◆ Job: Read the listing below and copy out every line that holds "fields".
________________________________________
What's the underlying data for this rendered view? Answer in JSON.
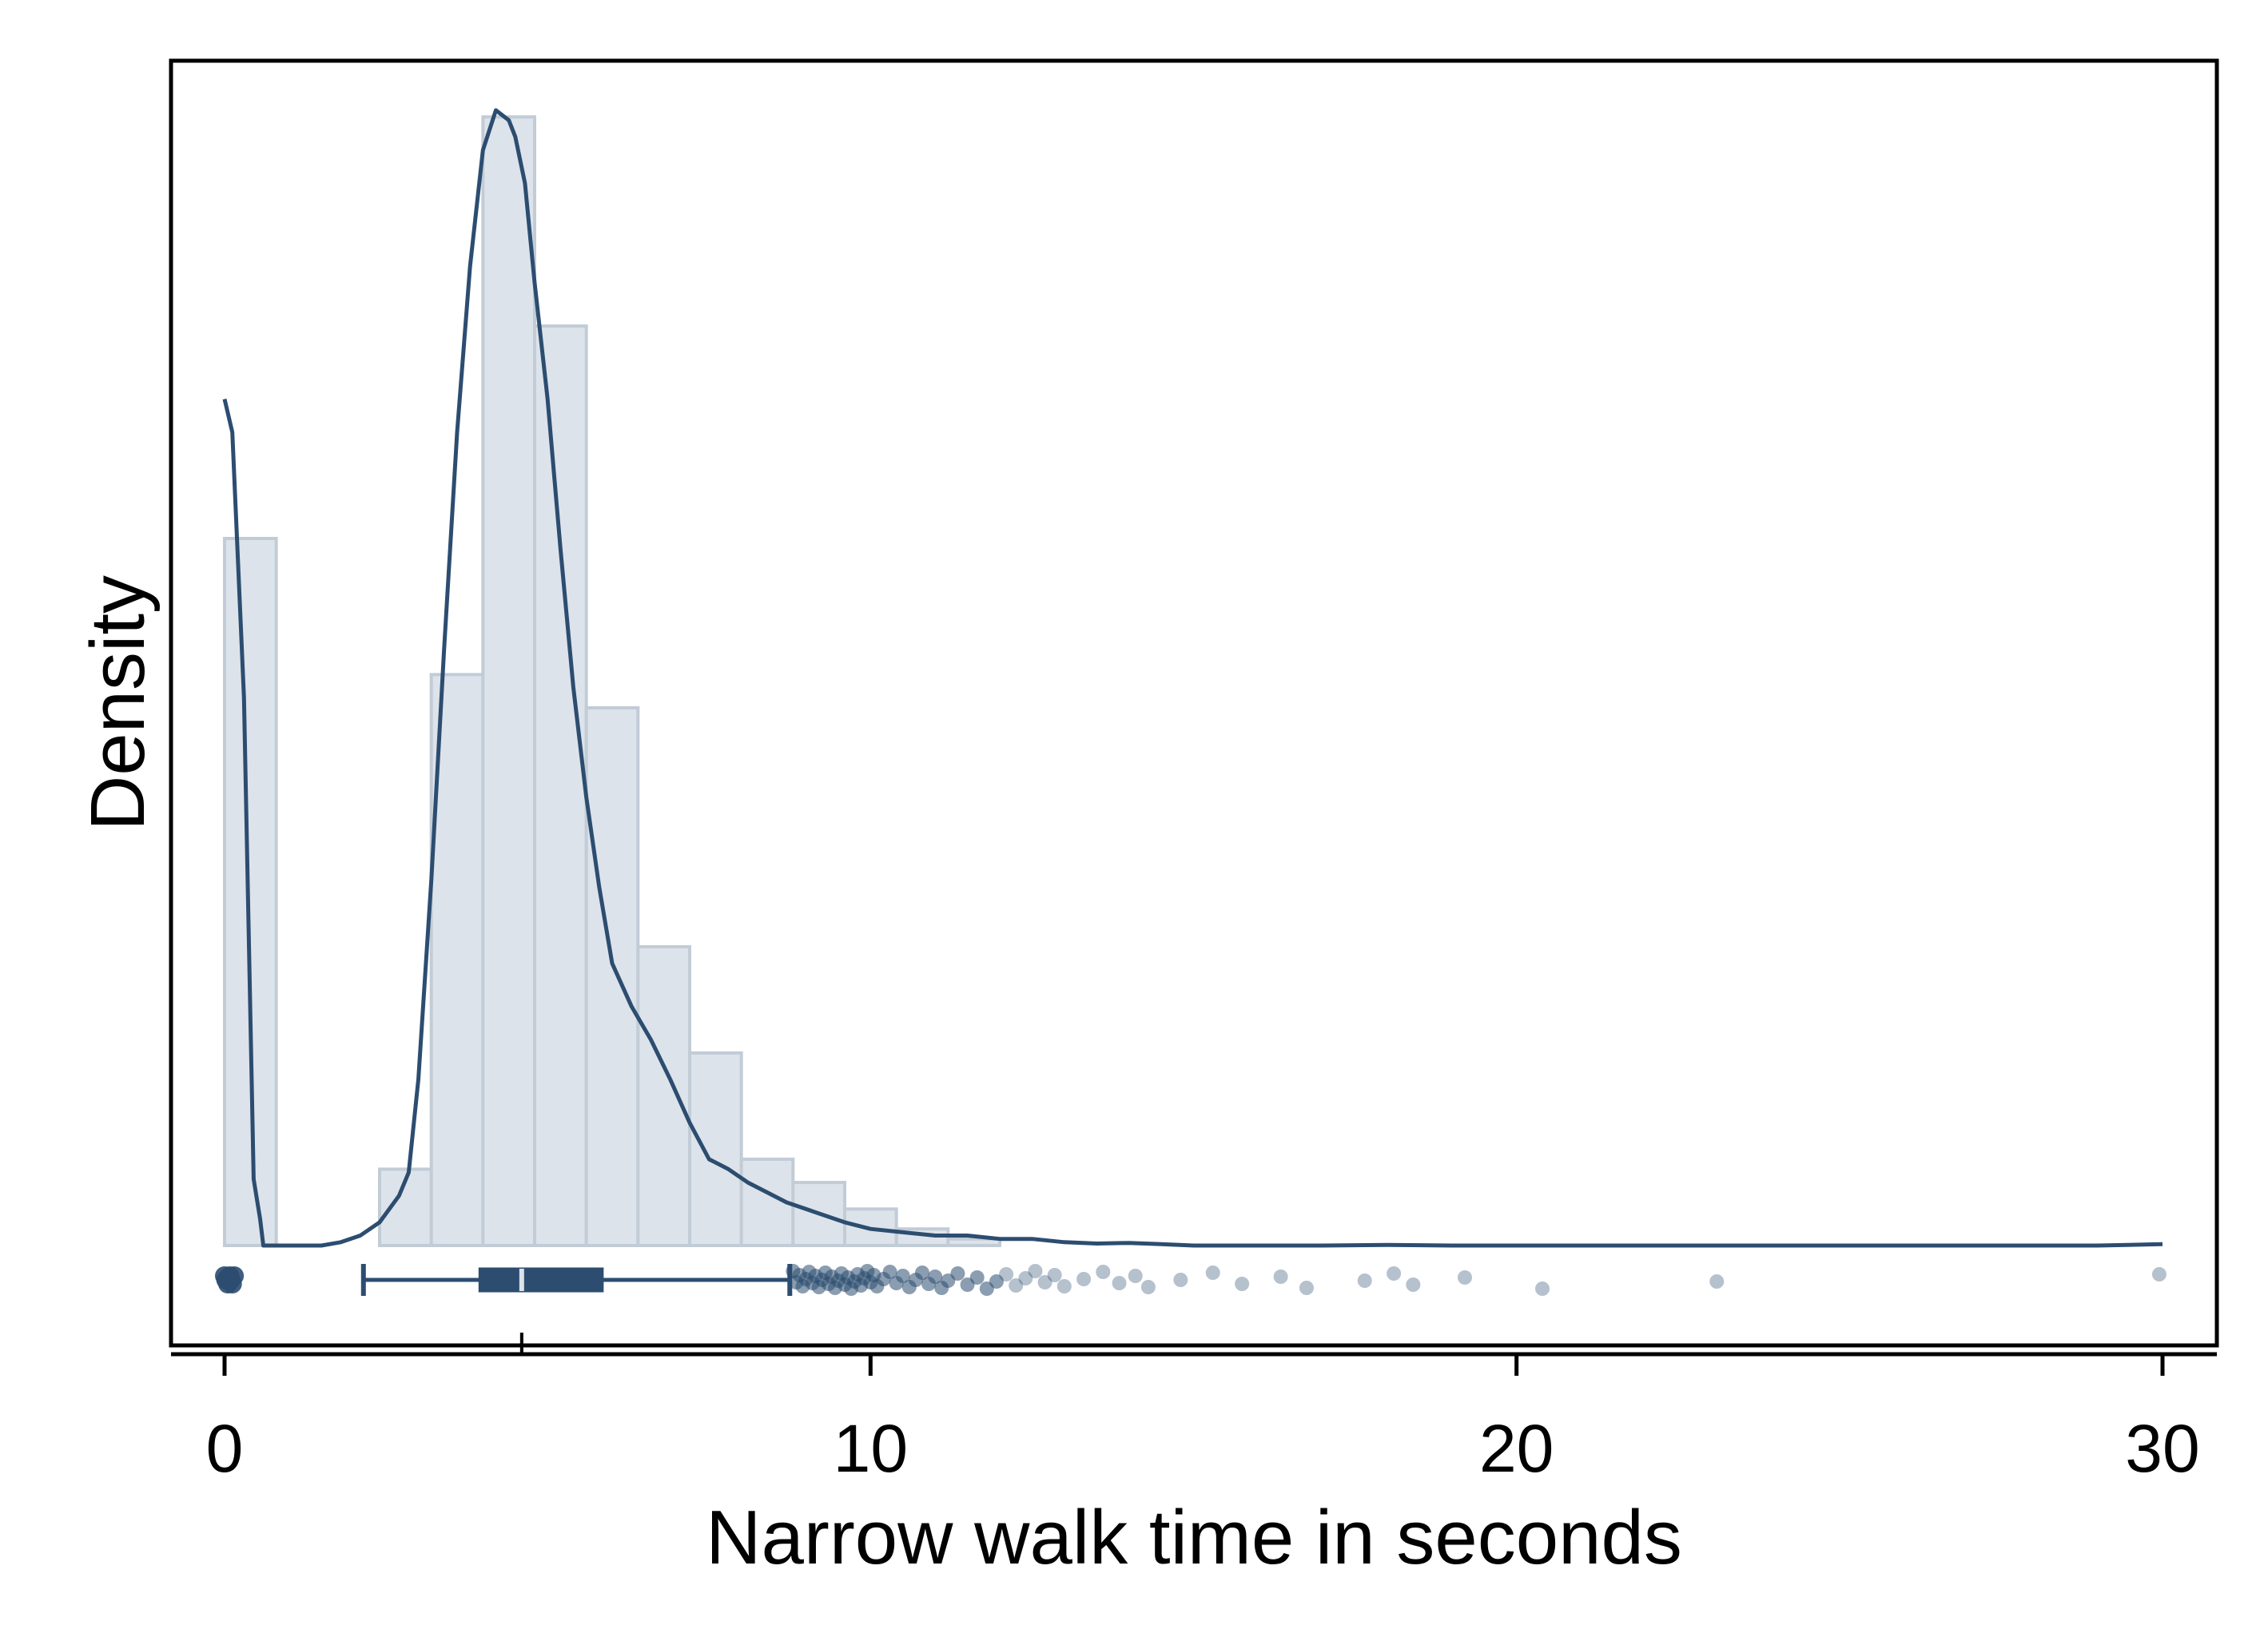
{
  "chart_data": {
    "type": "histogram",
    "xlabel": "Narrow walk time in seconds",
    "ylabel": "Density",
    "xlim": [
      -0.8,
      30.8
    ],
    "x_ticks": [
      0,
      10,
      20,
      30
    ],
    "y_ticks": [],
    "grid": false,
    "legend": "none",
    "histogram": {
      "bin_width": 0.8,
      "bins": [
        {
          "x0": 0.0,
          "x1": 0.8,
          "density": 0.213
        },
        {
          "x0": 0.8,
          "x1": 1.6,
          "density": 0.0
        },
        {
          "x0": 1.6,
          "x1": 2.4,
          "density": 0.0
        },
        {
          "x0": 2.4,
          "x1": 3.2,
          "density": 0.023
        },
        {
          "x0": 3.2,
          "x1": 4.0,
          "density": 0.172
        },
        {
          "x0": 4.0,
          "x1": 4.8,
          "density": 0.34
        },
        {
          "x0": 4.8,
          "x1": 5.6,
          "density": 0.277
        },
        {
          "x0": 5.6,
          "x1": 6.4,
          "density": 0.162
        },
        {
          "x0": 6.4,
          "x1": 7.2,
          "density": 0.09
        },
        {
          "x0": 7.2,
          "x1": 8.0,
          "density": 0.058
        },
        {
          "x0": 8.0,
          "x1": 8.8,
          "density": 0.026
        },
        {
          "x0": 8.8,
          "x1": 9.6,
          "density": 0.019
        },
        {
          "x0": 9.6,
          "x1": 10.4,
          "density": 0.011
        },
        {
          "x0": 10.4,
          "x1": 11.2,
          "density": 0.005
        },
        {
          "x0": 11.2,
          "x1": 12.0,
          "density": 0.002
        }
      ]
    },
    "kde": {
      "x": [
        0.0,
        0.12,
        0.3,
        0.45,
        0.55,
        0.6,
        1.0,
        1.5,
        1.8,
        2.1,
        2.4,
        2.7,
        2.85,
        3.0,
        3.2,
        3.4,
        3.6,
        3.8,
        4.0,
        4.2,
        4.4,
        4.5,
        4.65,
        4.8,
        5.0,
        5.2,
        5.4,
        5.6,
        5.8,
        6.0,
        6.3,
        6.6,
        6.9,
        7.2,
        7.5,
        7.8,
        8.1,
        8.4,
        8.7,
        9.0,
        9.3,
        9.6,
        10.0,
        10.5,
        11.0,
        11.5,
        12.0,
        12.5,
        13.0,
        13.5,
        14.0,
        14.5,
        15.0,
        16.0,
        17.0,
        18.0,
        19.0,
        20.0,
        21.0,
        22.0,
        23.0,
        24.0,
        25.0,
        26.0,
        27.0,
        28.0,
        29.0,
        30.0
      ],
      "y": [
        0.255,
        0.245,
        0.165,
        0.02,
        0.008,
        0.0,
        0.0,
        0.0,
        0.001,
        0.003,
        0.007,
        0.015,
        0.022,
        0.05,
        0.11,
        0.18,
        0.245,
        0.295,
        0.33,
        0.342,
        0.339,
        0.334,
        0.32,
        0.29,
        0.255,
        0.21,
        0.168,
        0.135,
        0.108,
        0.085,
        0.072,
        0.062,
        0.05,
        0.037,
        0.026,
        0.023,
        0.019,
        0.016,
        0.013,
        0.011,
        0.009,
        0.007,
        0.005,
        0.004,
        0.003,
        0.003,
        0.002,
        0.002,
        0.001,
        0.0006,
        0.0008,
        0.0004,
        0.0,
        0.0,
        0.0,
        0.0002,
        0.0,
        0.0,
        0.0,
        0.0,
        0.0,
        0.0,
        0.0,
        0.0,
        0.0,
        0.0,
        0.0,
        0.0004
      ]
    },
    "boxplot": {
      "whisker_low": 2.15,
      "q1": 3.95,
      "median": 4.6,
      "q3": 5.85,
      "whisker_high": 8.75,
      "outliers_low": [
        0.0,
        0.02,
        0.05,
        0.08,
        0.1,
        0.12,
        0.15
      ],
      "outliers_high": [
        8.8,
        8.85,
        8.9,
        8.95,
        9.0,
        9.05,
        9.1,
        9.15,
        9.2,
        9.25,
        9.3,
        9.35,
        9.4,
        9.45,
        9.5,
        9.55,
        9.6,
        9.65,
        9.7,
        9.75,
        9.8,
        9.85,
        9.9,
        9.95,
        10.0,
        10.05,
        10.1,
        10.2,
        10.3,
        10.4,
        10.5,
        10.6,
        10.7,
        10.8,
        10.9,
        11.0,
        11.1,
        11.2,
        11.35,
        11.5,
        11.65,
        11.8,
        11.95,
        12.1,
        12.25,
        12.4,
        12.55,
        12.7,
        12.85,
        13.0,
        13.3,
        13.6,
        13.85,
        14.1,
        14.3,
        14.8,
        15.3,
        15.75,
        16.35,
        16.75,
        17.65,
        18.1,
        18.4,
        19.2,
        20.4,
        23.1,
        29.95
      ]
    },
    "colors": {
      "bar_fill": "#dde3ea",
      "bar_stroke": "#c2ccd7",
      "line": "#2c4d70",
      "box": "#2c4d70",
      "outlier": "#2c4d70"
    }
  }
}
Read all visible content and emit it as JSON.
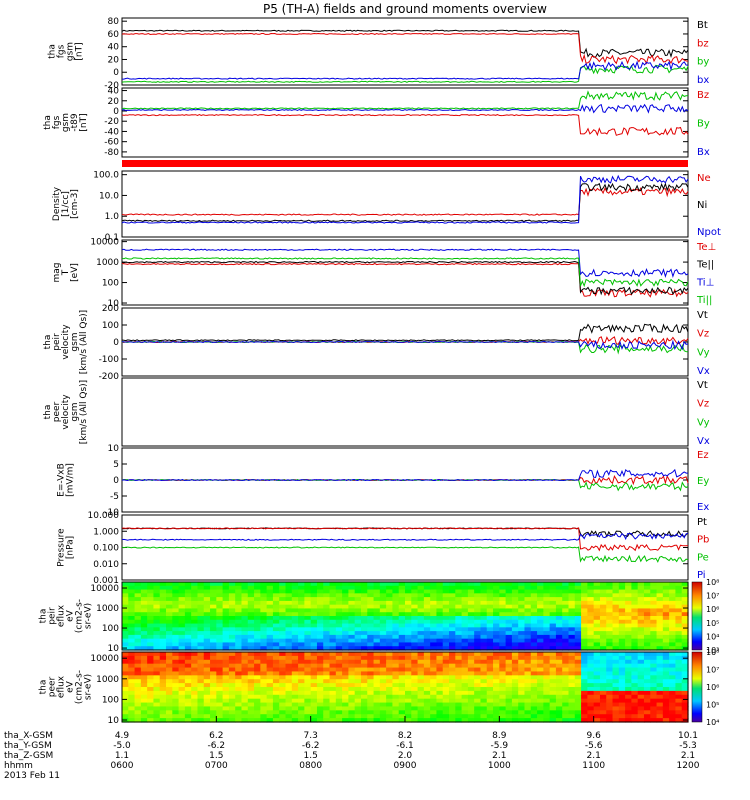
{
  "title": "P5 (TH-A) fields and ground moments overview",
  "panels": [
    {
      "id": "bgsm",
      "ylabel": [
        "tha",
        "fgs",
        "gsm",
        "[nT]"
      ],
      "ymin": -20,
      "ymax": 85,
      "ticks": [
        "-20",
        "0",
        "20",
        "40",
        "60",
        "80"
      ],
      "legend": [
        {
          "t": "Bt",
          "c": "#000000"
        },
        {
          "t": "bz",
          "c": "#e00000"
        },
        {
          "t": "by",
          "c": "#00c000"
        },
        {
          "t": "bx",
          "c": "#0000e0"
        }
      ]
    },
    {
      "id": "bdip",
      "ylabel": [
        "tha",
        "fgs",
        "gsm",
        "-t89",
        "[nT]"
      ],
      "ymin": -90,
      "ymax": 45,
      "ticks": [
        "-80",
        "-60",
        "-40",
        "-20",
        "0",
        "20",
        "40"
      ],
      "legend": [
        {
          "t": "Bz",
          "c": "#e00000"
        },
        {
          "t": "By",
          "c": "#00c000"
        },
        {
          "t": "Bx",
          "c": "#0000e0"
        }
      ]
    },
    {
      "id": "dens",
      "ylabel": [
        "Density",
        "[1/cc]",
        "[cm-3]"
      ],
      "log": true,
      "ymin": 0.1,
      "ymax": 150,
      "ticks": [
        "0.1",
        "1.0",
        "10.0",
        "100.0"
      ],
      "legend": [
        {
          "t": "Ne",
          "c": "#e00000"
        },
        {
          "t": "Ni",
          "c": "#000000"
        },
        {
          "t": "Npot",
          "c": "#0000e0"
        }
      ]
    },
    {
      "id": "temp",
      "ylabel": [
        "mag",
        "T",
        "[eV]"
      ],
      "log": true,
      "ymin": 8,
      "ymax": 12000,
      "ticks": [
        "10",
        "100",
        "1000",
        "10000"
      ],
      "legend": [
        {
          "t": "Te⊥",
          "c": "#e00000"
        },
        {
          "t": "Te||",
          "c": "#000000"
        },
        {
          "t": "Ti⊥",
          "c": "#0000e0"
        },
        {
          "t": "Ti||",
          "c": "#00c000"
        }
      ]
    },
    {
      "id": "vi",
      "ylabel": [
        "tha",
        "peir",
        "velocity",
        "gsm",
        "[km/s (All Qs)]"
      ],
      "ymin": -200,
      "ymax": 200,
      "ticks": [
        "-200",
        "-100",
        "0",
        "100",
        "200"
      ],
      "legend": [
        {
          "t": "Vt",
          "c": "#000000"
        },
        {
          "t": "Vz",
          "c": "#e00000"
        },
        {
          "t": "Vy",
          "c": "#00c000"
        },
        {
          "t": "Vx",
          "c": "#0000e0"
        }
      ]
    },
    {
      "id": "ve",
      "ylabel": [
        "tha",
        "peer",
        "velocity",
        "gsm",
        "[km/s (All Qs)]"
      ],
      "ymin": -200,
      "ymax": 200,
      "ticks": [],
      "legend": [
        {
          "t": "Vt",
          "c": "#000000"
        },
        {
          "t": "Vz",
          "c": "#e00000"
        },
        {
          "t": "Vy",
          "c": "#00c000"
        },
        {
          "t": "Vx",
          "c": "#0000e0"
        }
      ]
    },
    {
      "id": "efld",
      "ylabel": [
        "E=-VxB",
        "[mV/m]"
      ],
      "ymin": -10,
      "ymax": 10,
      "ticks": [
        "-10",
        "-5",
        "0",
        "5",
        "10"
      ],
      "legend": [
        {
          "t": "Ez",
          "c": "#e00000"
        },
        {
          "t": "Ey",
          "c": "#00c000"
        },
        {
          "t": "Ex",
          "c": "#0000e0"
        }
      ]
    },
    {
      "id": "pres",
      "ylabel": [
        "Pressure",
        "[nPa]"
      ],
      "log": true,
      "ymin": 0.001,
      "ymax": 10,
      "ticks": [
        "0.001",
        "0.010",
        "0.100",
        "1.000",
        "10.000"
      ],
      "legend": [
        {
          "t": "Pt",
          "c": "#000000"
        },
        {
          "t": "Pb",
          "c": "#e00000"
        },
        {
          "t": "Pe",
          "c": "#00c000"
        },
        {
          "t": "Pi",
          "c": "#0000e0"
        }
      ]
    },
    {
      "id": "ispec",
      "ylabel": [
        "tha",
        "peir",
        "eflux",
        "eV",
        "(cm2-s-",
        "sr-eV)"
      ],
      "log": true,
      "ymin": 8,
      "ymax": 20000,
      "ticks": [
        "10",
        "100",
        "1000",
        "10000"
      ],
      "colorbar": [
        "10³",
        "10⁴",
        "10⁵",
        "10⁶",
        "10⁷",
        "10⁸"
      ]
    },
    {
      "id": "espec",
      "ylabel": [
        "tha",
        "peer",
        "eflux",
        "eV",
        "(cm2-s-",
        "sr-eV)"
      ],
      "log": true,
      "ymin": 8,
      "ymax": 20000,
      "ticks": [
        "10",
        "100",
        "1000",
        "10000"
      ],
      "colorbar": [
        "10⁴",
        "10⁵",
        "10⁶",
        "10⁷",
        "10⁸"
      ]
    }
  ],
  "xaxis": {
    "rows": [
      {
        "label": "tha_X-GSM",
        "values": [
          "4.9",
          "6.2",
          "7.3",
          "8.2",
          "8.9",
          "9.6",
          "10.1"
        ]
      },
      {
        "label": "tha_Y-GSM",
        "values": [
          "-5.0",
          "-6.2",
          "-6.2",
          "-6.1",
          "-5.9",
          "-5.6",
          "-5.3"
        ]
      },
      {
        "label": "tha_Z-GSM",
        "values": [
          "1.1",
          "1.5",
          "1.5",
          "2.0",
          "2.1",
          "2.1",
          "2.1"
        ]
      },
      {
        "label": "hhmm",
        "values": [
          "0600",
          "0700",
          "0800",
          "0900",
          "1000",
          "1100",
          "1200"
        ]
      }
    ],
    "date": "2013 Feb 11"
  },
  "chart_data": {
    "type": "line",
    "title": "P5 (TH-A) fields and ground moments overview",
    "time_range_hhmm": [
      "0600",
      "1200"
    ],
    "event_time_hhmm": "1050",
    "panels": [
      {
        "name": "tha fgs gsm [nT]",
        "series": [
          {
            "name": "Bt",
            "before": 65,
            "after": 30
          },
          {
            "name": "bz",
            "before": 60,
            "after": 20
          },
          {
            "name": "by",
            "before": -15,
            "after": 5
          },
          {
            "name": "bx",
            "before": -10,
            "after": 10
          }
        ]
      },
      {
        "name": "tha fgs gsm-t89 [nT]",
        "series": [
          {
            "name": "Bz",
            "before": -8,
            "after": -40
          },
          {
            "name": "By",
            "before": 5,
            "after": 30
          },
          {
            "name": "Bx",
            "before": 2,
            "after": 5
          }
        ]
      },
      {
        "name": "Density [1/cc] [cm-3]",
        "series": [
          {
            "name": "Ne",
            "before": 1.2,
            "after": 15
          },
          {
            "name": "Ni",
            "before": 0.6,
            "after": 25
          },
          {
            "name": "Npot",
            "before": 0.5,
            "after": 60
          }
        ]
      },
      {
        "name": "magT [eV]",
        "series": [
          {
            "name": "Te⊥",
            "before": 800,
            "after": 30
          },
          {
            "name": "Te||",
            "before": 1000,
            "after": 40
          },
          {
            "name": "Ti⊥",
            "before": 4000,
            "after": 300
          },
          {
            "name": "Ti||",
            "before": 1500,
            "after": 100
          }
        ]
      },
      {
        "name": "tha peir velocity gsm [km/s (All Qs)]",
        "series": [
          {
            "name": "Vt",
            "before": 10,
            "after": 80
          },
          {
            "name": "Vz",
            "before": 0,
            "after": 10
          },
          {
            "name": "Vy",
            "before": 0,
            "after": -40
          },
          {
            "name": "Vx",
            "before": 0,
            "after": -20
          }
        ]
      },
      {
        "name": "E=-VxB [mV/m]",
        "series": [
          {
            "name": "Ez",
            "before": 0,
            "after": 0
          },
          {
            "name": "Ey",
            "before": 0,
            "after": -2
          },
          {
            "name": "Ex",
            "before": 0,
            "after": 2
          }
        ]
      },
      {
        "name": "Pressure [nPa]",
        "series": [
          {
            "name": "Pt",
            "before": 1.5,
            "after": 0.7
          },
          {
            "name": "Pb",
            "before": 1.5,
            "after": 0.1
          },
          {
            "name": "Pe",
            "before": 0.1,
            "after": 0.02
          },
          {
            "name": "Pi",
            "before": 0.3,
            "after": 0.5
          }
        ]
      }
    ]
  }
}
________________________________________
◆ Full solution:
  "title": "P5 (TH-A) fields and ground moments overview",
    "title": "P5 (TH-A) fields and ground moments overview",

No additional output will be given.